Exercise
Rewrite the stretch from the start of the records through the line containing "noise-cell (168, 204, 174, 210)", swapping "y-tick-label" for "vertical-tick-label" and leaving everything else unchanged.

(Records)
########
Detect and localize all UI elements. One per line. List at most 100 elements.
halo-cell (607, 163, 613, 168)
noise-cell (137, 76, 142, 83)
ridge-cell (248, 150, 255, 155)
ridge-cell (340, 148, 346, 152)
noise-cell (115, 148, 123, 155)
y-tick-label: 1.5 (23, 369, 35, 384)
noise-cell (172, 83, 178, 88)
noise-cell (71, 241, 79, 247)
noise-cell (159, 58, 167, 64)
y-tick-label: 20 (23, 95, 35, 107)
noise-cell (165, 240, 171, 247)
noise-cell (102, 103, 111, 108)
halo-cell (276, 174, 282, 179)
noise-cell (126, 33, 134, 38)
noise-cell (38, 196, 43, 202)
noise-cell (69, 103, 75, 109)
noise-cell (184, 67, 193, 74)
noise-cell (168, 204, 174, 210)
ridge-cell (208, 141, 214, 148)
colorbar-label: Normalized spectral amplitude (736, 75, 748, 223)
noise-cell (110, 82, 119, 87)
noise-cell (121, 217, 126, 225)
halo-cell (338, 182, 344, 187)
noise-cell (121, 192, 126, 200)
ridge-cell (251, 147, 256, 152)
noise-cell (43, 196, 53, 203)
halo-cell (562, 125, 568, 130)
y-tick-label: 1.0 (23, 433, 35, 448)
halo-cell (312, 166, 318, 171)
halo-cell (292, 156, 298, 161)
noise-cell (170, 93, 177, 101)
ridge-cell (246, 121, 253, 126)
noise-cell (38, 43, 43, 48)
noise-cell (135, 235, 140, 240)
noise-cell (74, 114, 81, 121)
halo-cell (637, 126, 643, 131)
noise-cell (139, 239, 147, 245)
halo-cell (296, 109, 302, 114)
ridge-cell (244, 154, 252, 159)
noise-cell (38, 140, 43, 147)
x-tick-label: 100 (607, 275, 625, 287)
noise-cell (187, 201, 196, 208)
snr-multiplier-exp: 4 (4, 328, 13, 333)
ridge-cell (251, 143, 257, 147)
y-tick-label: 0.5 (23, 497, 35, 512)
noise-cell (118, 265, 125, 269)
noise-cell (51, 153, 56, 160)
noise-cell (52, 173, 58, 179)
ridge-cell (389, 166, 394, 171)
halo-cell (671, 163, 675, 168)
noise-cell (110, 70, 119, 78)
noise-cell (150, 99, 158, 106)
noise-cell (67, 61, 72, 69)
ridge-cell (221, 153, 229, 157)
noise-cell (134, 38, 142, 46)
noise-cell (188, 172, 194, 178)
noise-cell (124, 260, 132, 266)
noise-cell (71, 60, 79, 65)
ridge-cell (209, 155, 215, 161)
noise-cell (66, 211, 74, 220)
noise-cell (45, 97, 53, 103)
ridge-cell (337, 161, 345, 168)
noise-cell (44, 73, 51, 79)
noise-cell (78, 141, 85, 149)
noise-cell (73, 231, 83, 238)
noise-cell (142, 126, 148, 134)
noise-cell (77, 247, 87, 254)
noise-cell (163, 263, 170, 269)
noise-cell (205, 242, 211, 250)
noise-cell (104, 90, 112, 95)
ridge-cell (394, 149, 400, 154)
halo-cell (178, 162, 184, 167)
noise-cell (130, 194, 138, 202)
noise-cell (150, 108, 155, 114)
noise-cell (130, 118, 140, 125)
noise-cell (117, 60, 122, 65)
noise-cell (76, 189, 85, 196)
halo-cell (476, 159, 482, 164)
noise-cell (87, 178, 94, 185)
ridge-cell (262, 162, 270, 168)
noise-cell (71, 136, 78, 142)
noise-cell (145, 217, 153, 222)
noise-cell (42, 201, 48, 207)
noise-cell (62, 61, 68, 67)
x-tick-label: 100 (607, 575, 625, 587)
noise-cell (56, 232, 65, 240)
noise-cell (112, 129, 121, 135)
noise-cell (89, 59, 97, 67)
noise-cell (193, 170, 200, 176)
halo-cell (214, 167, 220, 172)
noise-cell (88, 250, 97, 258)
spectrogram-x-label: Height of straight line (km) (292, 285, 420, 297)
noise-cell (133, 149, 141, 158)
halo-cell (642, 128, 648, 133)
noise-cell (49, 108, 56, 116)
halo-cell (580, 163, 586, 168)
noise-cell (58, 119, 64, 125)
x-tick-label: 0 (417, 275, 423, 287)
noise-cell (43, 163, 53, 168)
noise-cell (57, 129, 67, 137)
########
Solution
Detect and localize all UI elements. One per line. List at most 100 elements.
halo-cell (607, 163, 613, 168)
noise-cell (137, 76, 142, 83)
ridge-cell (248, 150, 255, 155)
ridge-cell (340, 148, 346, 152)
noise-cell (115, 148, 123, 155)
vertical-tick-label: 1.5 (23, 369, 35, 384)
noise-cell (172, 83, 178, 88)
noise-cell (71, 241, 79, 247)
noise-cell (159, 58, 167, 64)
vertical-tick-label: 20 (23, 95, 35, 107)
noise-cell (165, 240, 171, 247)
noise-cell (102, 103, 111, 108)
halo-cell (276, 174, 282, 179)
noise-cell (126, 33, 134, 38)
noise-cell (38, 196, 43, 202)
noise-cell (69, 103, 75, 109)
noise-cell (184, 67, 193, 74)
noise-cell (168, 204, 174, 210)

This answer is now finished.